## To do
For the material that follows, list every line containing the word "Disponibile".

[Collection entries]
- - - - -
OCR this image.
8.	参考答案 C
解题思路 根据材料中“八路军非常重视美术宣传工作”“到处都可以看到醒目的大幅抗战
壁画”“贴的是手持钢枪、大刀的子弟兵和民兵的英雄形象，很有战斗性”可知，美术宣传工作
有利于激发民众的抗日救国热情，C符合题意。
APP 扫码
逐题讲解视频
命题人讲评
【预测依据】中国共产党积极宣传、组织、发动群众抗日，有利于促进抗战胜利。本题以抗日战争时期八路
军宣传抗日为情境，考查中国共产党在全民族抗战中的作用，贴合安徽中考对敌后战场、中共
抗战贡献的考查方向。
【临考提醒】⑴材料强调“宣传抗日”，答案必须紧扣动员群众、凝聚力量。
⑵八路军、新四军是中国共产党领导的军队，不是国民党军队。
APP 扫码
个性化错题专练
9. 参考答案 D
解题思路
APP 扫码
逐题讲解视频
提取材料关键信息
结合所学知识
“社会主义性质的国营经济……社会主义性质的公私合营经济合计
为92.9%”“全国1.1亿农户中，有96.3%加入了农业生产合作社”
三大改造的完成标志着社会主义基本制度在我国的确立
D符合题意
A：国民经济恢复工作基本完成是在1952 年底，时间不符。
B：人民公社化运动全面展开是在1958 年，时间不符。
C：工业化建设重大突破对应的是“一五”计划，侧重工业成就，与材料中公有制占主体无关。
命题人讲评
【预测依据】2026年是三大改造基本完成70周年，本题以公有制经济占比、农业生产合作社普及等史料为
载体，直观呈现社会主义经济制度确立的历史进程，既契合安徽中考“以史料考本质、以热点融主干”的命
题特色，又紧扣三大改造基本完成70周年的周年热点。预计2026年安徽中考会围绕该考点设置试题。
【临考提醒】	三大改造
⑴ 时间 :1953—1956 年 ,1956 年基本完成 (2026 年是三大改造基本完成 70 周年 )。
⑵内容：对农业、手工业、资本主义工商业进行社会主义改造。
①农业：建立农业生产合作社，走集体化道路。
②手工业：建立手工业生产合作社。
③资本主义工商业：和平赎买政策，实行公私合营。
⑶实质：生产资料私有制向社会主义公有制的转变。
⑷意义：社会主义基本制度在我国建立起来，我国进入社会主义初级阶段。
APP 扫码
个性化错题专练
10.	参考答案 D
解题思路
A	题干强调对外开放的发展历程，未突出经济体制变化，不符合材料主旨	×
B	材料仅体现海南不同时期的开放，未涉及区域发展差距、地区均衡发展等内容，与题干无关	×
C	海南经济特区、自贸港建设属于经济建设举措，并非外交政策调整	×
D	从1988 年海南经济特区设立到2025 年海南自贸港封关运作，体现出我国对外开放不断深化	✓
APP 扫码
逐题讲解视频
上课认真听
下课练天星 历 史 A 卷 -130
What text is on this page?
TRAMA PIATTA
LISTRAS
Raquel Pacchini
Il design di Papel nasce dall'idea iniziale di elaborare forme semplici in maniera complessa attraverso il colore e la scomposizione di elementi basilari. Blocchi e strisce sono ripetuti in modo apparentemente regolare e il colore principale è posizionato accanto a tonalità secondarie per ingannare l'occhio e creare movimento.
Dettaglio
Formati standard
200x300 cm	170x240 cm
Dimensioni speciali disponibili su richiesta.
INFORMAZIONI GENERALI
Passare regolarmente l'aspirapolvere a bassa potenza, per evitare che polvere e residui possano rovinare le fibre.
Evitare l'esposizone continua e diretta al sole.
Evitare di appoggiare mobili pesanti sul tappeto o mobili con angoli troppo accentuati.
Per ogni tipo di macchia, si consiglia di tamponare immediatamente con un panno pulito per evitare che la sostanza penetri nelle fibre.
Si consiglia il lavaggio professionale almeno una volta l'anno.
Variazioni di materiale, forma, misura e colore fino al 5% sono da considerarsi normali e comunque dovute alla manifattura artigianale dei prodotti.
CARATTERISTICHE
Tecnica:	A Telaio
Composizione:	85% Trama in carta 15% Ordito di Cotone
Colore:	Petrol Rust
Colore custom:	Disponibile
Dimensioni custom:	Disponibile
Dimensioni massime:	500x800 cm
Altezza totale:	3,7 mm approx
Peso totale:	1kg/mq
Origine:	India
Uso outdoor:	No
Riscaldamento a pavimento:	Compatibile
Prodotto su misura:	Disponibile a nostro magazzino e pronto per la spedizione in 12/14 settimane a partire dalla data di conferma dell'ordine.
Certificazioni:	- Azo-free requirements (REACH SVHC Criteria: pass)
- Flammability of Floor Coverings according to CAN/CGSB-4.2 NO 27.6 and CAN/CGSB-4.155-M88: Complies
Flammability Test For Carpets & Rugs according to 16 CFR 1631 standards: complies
- - - - -
## Result for this exercise
Colore custom:	Disponibile
Dimensioni custom:	Disponibile
Prodotto su misura:	Disponibile a nostro magazzino e pronto per la spedizione in 12/14 settimane a partire dalla data di conferma dell'ordine.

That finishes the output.